-- begin INPUT MATERIAL --
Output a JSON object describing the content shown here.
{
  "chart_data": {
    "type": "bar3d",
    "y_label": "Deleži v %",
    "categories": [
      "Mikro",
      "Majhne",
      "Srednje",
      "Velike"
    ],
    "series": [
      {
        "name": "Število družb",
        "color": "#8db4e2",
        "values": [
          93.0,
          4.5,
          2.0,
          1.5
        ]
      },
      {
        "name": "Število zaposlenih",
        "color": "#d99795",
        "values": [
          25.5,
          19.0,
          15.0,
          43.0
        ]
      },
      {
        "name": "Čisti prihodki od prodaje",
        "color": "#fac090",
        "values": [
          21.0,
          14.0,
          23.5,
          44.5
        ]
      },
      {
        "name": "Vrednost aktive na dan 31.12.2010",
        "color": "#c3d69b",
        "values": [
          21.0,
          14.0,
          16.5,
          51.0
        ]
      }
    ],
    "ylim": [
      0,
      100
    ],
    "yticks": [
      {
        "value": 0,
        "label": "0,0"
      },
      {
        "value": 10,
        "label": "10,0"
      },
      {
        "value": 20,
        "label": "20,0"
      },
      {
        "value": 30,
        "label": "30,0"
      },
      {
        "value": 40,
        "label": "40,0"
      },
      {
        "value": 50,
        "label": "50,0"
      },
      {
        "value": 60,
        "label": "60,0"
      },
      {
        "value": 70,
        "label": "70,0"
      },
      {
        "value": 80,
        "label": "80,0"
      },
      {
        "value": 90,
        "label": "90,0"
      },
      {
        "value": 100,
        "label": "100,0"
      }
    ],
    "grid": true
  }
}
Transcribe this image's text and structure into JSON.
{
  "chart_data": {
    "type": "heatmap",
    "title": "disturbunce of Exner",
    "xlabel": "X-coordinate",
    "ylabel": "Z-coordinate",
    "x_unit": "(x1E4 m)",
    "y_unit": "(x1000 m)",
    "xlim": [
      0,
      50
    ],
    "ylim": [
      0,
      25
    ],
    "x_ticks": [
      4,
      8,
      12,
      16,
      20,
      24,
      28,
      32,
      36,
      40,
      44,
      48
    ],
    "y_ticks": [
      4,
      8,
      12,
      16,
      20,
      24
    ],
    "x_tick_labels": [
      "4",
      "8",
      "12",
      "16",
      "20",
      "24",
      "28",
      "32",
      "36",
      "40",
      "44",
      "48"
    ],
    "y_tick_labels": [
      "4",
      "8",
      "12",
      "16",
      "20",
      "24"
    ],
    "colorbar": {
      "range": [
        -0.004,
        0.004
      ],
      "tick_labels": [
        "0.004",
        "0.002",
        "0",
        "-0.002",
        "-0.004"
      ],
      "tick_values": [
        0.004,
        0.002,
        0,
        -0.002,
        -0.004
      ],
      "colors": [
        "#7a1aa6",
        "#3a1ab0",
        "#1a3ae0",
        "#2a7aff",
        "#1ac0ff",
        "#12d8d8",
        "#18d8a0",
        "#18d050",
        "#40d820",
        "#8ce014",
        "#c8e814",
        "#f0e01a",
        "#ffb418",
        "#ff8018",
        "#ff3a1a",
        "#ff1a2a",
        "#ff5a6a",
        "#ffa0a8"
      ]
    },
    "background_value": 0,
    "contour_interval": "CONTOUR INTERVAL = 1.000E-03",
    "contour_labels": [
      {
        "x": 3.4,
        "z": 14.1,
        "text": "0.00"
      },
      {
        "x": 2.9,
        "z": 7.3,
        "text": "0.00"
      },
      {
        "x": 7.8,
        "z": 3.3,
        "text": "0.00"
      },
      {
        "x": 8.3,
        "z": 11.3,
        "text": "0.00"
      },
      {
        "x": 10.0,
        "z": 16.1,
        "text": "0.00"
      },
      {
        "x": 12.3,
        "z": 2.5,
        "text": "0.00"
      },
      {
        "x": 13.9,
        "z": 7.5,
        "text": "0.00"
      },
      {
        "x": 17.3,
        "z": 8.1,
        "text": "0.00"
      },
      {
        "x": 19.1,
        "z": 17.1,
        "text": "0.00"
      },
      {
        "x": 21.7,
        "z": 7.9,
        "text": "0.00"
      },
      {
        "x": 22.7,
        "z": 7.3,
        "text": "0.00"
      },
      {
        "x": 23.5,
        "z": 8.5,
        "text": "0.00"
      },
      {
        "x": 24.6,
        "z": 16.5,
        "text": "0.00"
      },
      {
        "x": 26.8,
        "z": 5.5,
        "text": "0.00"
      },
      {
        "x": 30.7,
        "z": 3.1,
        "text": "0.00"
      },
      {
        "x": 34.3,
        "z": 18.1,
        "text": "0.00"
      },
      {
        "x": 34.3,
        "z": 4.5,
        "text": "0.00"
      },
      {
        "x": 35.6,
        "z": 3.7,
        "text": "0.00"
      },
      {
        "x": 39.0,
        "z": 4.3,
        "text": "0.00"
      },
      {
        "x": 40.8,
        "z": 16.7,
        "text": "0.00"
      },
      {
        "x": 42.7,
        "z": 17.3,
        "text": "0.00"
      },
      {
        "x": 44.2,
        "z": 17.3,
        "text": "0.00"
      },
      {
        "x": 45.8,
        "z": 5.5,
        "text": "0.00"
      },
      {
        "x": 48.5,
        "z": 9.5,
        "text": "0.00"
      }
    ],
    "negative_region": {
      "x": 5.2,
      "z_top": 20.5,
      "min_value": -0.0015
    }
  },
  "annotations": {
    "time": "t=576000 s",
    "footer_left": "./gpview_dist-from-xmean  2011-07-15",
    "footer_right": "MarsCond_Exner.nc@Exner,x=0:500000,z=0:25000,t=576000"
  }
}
-- end INPUT MATERIAL --
STATED GOAL. Output every record above exactly as it appears.

ANSWER TO THIS EXERCISE.
Output a JSON object describing the content shown here.
{
  "chart_data": {
    "type": "bar3d",
    "y_label": "Deleži v %",
    "categories": [
      "Mikro",
      "Majhne",
      "Srednje",
      "Velike"
    ],
    "series": [
      {
        "name": "Število družb",
        "color": "#8db4e2",
        "values": [
          93.0,
          4.5,
          2.0,
          1.5
        ]
      },
      {
        "name": "Število zaposlenih",
        "color": "#d99795",
        "values": [
          25.5,
          19.0,
          15.0,
          43.0
        ]
      },
      {
        "name": "Čisti prihodki od prodaje",
        "color": "#fac090",
        "values": [
          21.0,
          14.0,
          23.5,
          44.5
        ]
      },
      {
        "name": "Vrednost aktive na dan 31.12.2010",
        "color": "#c3d69b",
        "values": [
          21.0,
          14.0,
          16.5,
          51.0
        ]
      }
    ],
    "ylim": [
      0,
      100
    ],
    "yticks": [
      {
        "value": 0,
        "label": "0,0"
      },
      {
        "value": 10,
        "label": "10,0"
      },
      {
        "value": 20,
        "label": "20,0"
      },
      {
        "value": 30,
        "label": "30,0"
      },
      {
        "value": 40,
        "label": "40,0"
      },
      {
        "value": 50,
        "label": "50,0"
      },
      {
        "value": 60,
        "label": "60,0"
      },
      {
        "value": 70,
        "label": "70,0"
      },
      {
        "value": 80,
        "label": "80,0"
      },
      {
        "value": 90,
        "label": "90,0"
      },
      {
        "value": 100,
        "label": "100,0"
      }
    ],
    "grid": true
  }
}
Transcribe this image's text and structure into JSON.
{
  "chart_data": {
    "type": "heatmap",
    "title": "disturbunce of Exner",
    "xlabel": "X-coordinate",
    "ylabel": "Z-coordinate",
    "x_unit": "(x1E4 m)",
    "y_unit": "(x1000 m)",
    "xlim": [
      0,
      50
    ],
    "ylim": [
      0,
      25
    ],
    "x_ticks": [
      4,
      8,
      12,
      16,
      20,
      24,
      28,
      32,
      36,
      40,
      44,
      48
    ],
    "y_ticks": [
      4,
      8,
      12,
      16,
      20,
      24
    ],
    "x_tick_labels": [
      "4",
      "8",
      "12",
      "16",
      "20",
      "24",
      "28",
      "32",
      "36",
      "40",
      "44",
      "48"
    ],
    "y_tick_labels": [
      "4",
      "8",
      "12",
      "16",
      "20",
      "24"
    ],
    "colorbar": {
      "range": [
        -0.004,
        0.004
      ],
      "tick_labels": [
        "0.004",
        "0.002",
        "0",
        "-0.002",
        "-0.004"
      ],
      "tick_values": [
        0.004,
        0.002,
        0,
        -0.002,
        -0.004
      ],
      "colors": [
        "#7a1aa6",
        "#3a1ab0",
        "#1a3ae0",
        "#2a7aff",
        "#1ac0ff",
        "#12d8d8",
        "#18d8a0",
        "#18d050",
        "#40d820",
        "#8ce014",
        "#c8e814",
        "#f0e01a",
        "#ffb418",
        "#ff8018",
        "#ff3a1a",
        "#ff1a2a",
        "#ff5a6a",
        "#ffa0a8"
      ]
    },
    "background_value": 0,
    "contour_interval": "CONTOUR INTERVAL = 1.000E-03",
    "contour_labels": [
      {
        "x": 3.4,
        "z": 14.1,
        "text": "0.00"
      },
      {
        "x": 2.9,
        "z": 7.3,
        "text": "0.00"
      },
      {
        "x": 7.8,
        "z": 3.3,
        "text": "0.00"
      },
      {
        "x": 8.3,
        "z": 11.3,
        "text": "0.00"
      },
      {
        "x": 10.0,
        "z": 16.1,
        "text": "0.00"
      },
      {
        "x": 12.3,
        "z": 2.5,
        "text": "0.00"
      },
      {
        "x": 13.9,
        "z": 7.5,
        "text": "0.00"
      },
      {
        "x": 17.3,
        "z": 8.1,
        "text": "0.00"
      },
      {
        "x": 19.1,
        "z": 17.1,
        "text": "0.00"
      },
      {
        "x": 21.7,
        "z": 7.9,
        "text": "0.00"
      },
      {
        "x": 22.7,
        "z": 7.3,
        "text": "0.00"
      },
      {
        "x": 23.5,
        "z": 8.5,
        "text": "0.00"
      },
      {
        "x": 24.6,
        "z": 16.5,
        "text": "0.00"
      },
      {
        "x": 26.8,
        "z": 5.5,
        "text": "0.00"
      },
      {
        "x": 30.7,
        "z": 3.1,
        "text": "0.00"
      },
      {
        "x": 34.3,
        "z": 18.1,
        "text": "0.00"
      },
      {
        "x": 34.3,
        "z": 4.5,
        "text": "0.00"
      },
      {
        "x": 35.6,
        "z": 3.7,
        "text": "0.00"
      },
      {
        "x": 39.0,
        "z": 4.3,
        "text": "0.00"
      },
      {
        "x": 40.8,
        "z": 16.7,
        "text": "0.00"
      },
      {
        "x": 42.7,
        "z": 17.3,
        "text": "0.00"
      },
      {
        "x": 44.2,
        "z": 17.3,
        "text": "0.00"
      },
      {
        "x": 45.8,
        "z": 5.5,
        "text": "0.00"
      },
      {
        "x": 48.5,
        "z": 9.5,
        "text": "0.00"
      }
    ],
    "negative_region": {
      "x": 5.2,
      "z_top": 20.5,
      "min_value": -0.0015
    }
  },
  "annotations": {
    "time": "t=576000 s",
    "footer_left": "./gpview_dist-from-xmean  2011-07-15",
    "footer_right": "MarsCond_Exner.nc@Exner,x=0:500000,z=0:25000,t=576000"
  }
}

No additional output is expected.